Source records:
------
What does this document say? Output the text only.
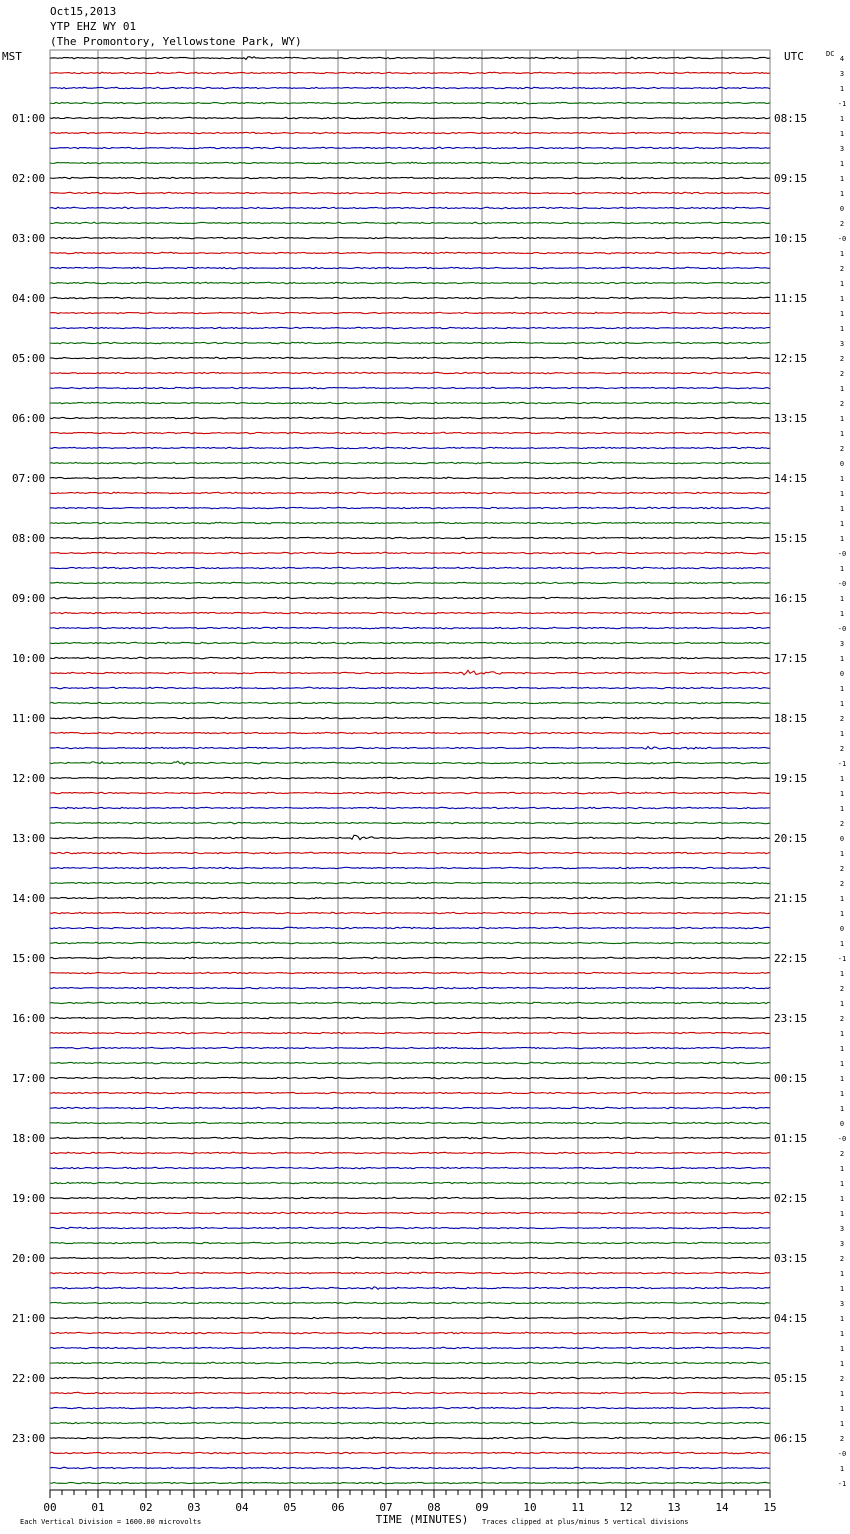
Oct15,2013
YTP EHZ WY 01
(The Promontory, Yellowstone Park, WY)
4
3
1
-1
1
1
3
1
1
1
0
2
-0
1
2
1
1
1
1
3
2
2
1
2
1
1
2
0
1
1
1
1
1
-0
1
-0
1
1
-0
3
1
0
1
1
2
1
2
-1
1
1
1
2
0
1
2
2
1
1
0
1
-1
1
2
1
2
1
1
1
1
1
1
0
-0
2
1
1
1
1
3
3
2
1
1
3
1
1
1
1
2
1
1
1
2
-0
1
-1
MST	UTC	DC
01:00
02:00
03:00
04:00
05:00
06:00
07:00
08:00
09:00
10:00
11:00
12:00
13:00
14:00
15:00
16:00
17:00
18:00
19:00
20:00
21:00
22:00
23:00
08:15
09:15
10:15
11:15
12:15
13:15
14:15
15:15
16:15
17:15
18:15
19:15
20:15
21:15
22:15
23:15
00:15
01:15
02:15
03:15
04:15
05:15
06:15
00	01	02	03	04	05	06	07	08	09	10	11	12	13	14	15
TIME (MINUTES)
Each Vertical Division = 1600.00 microvolts	Traces clipped at plus/minus 5 vertical divisions
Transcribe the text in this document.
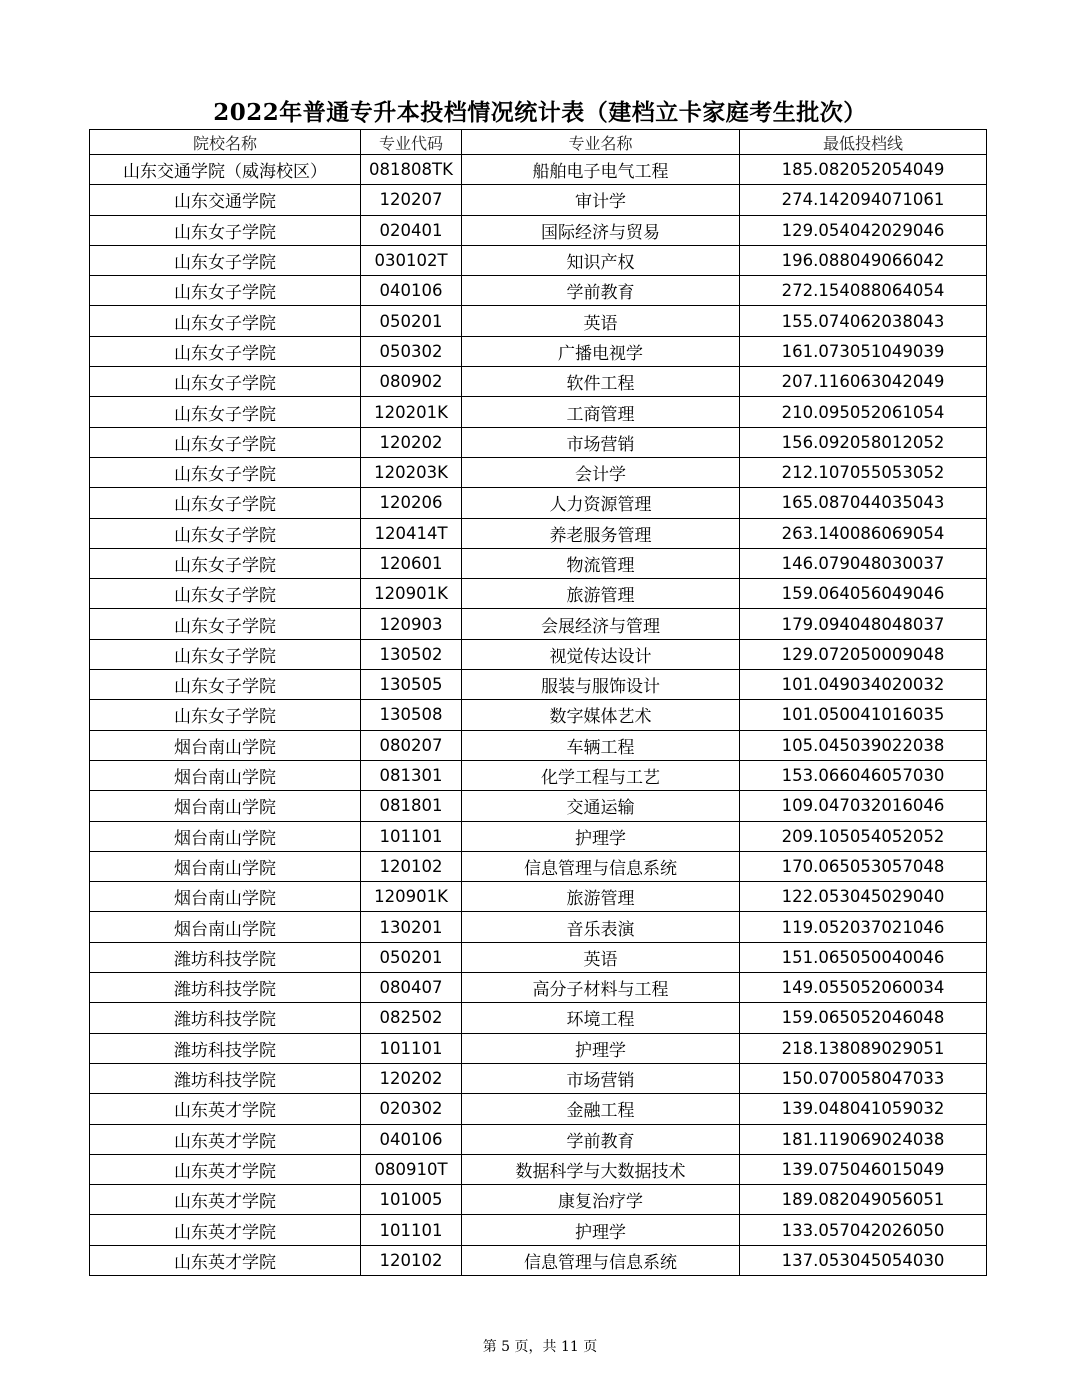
2022年普通专升本投档情况统计表（建档立卡家庭考生批次）
院校名称	专业代码	专业名称	最低投档线
山东交通学院（威海校区）	081808TK	船舶电子电气工程	185.082052054049
山东交通学院	120207	审计学	274.142094071061
山东女子学院	020401	国际经济与贸易	129.054042029046
山东女子学院	030102T	知识产权	196.088049066042
山东女子学院	040106	学前教育	272.154088064054
山东女子学院	050201	英语	155.074062038043
山东女子学院	050302	广播电视学	161.073051049039
山东女子学院	080902	软件工程	207.116063042049
山东女子学院	120201K	工商管理	210.095052061054
山东女子学院	120202	市场营销	156.092058012052
山东女子学院	120203K	会计学	212.107055053052
山东女子学院	120206	人力资源管理	165.087044035043
山东女子学院	120414T	养老服务管理	263.140086069054
山东女子学院	120601	物流管理	146.079048030037
山东女子学院	120901K	旅游管理	159.064056049046
山东女子学院	120903	会展经济与管理	179.094048048037
山东女子学院	130502	视觉传达设计	129.072050009048
山东女子学院	130505	服装与服饰设计	101.049034020032
山东女子学院	130508	数字媒体艺术	101.050041016035
烟台南山学院	080207	车辆工程	105.045039022038
烟台南山学院	081301	化学工程与工艺	153.066046057030
烟台南山学院	081801	交通运输	109.047032016046
烟台南山学院	101101	护理学	209.105054052052
烟台南山学院	120102	信息管理与信息系统	170.065053057048
烟台南山学院	120901K	旅游管理	122.053045029040
烟台南山学院	130201	音乐表演	119.052037021046
潍坊科技学院	050201	英语	151.065050040046
潍坊科技学院	080407	高分子材料与工程	149.055052060034
潍坊科技学院	082502	环境工程	159.065052046048
潍坊科技学院	101101	护理学	218.138089029051
潍坊科技学院	120202	市场营销	150.070058047033
山东英才学院	020302	金融工程	139.048041059032
山东英才学院	040106	学前教育	181.119069024038
山东英才学院	080910T	数据科学与大数据技术	139.075046015049
山东英才学院	101005	康复治疗学	189.082049056051
山东英才学院	101101	护理学	133.057042026050
山东英才学院	120102	信息管理与信息系统	137.053045054030
第 5 页，共 11 页
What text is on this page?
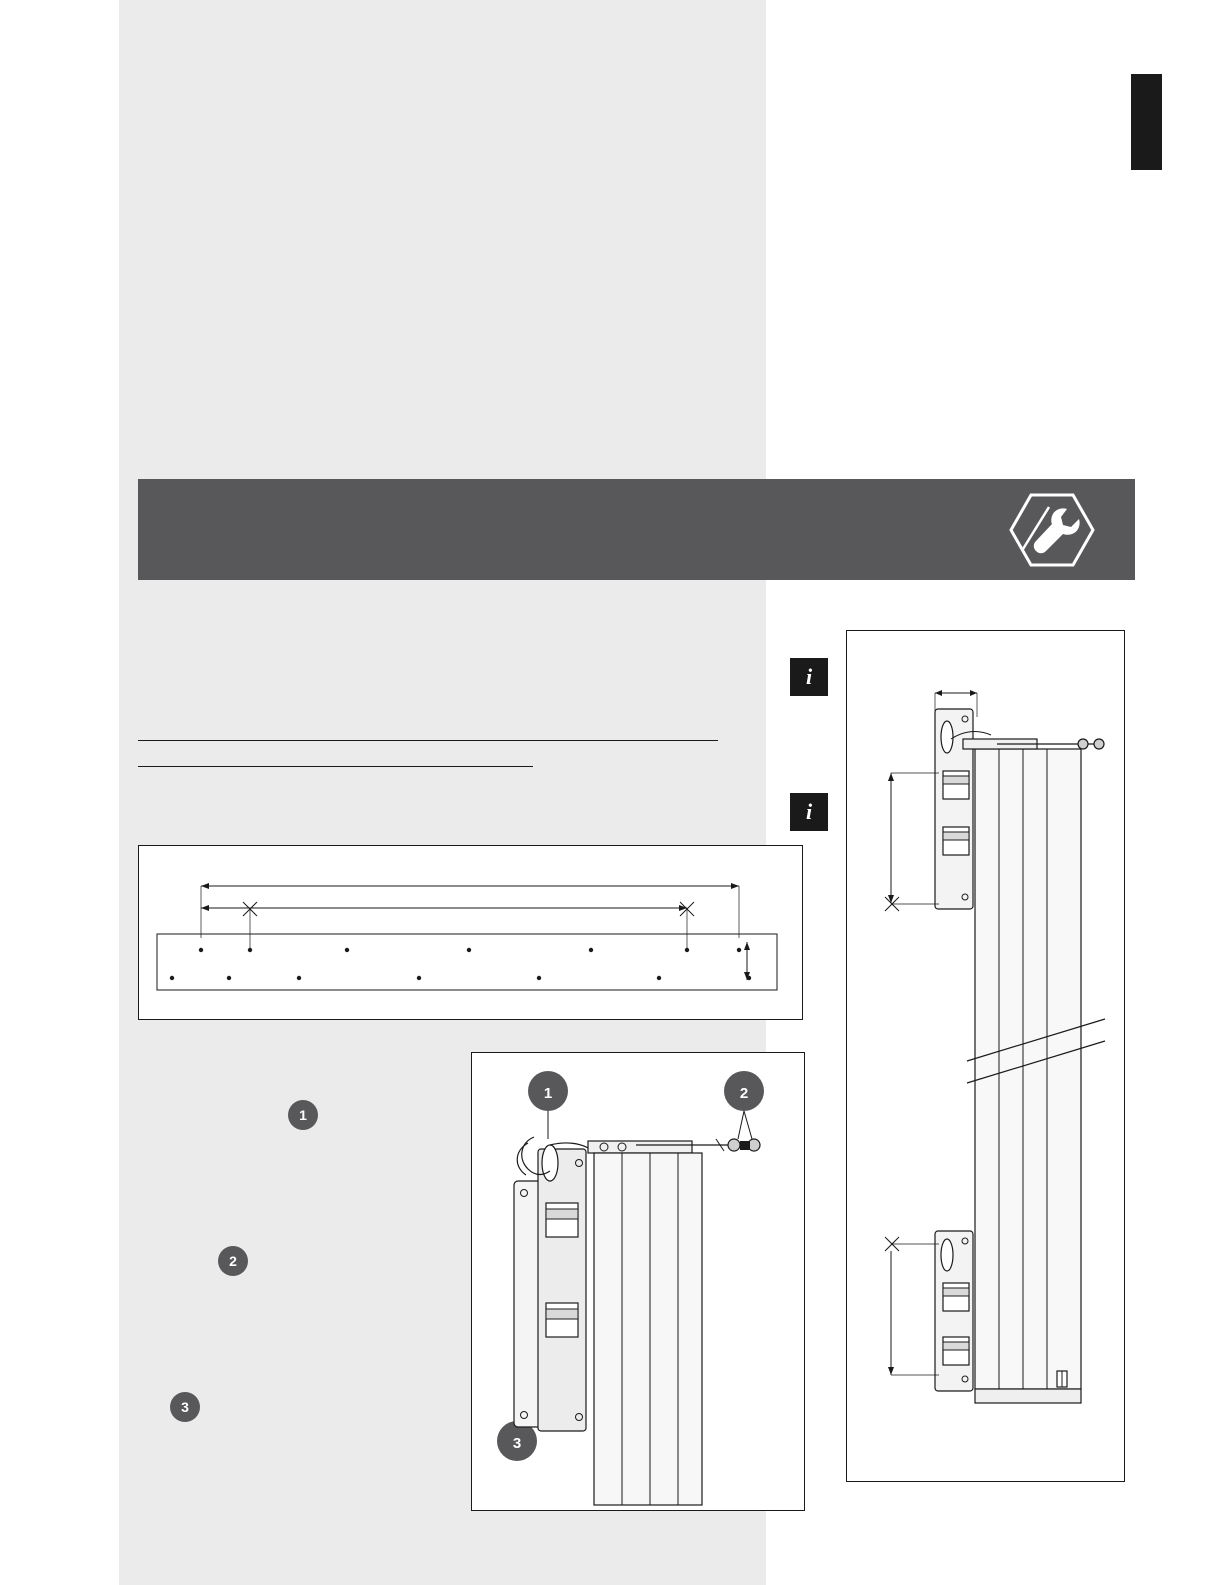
1	2
3
i
i
1
2
3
------
Repeat the data exactly, excluding the pictures.

- _Answer to this task_:
What does this document say? Output the text only.
Oct15,2013
YTP EHZ WY 01
(The Promontory, Yellowstone Park, WY)
4
3
1
-1
1
1
3
1
1
1
0
2
-0
1
2
1
1
1
1
3
2
2
1
2
1
1
2
0
1
1
1
1
1
-0
1
-0
1
1
-0
3
1
0
1
1
2
1
2
-1
1
1
1
2
0
1
2
2
1
1
0
1
-1
1
2
1
2
1
1
1
1
1
1
0
-0
2
1
1
1
1
3
3
2
1
1
3
1
1
1
1
2
1
1
1
2
-0
1
-1
MST	UTC	DC
01:00
02:00
03:00
04:00
05:00
06:00
07:00
08:00
09:00
10:00
11:00
12:00
13:00
14:00
15:00
16:00
17:00
18:00
19:00
20:00
21:00
22:00
23:00
08:15
09:15
10:15
11:15
12:15
13:15
14:15
15:15
16:15
17:15
18:15
19:15
20:15
21:15
22:15
23:15
00:15
01:15
02:15
03:15
04:15
05:15
06:15
00	01	02	03	04	05	06	07	08	09	10	11	12	13	14	15
TIME (MINUTES)
Each Vertical Division = 1600.00 microvolts	Traces clipped at plus/minus 5 vertical divisions
Transcribe the text in this document.
2022年普通专升本投档情况统计表（建档立卡家庭考生批次）
院校名称	专业代码	专业名称	最低投档线
山东交通学院（威海校区）	081808TK	船舶电子电气工程	185.082052054049
山东交通学院	120207	审计学	274.142094071061
山东女子学院	020401	国际经济与贸易	129.054042029046
山东女子学院	030102T	知识产权	196.088049066042
山东女子学院	040106	学前教育	272.154088064054
山东女子学院	050201	英语	155.074062038043
山东女子学院	050302	广播电视学	161.073051049039
山东女子学院	080902	软件工程	207.116063042049
山东女子学院	120201K	工商管理	210.095052061054
山东女子学院	120202	市场营销	156.092058012052
山东女子学院	120203K	会计学	212.107055053052
山东女子学院	120206	人力资源管理	165.087044035043
山东女子学院	120414T	养老服务管理	263.140086069054
山东女子学院	120601	物流管理	146.079048030037
山东女子学院	120901K	旅游管理	159.064056049046
山东女子学院	120903	会展经济与管理	179.094048048037
山东女子学院	130502	视觉传达设计	129.072050009048
山东女子学院	130505	服装与服饰设计	101.049034020032
山东女子学院	130508	数字媒体艺术	101.050041016035
烟台南山学院	080207	车辆工程	105.045039022038
烟台南山学院	081301	化学工程与工艺	153.066046057030
烟台南山学院	081801	交通运输	109.047032016046
烟台南山学院	101101	护理学	209.105054052052
烟台南山学院	120102	信息管理与信息系统	170.065053057048
烟台南山学院	120901K	旅游管理	122.053045029040
烟台南山学院	130201	音乐表演	119.052037021046
潍坊科技学院	050201	英语	151.065050040046
潍坊科技学院	080407	高分子材料与工程	149.055052060034
潍坊科技学院	082502	环境工程	159.065052046048
潍坊科技学院	101101	护理学	218.138089029051
潍坊科技学院	120202	市场营销	150.070058047033
山东英才学院	020302	金融工程	139.048041059032
山东英才学院	040106	学前教育	181.119069024038
山东英才学院	080910T	数据科学与大数据技术	139.075046015049
山东英才学院	101005	康复治疗学	189.082049056051
山东英才学院	101101	护理学	133.057042026050
山东英才学院	120102	信息管理与信息系统	137.053045054030
第 5 页，共 11 页
What text is on this page?
1	2
3
i
i
1
2
3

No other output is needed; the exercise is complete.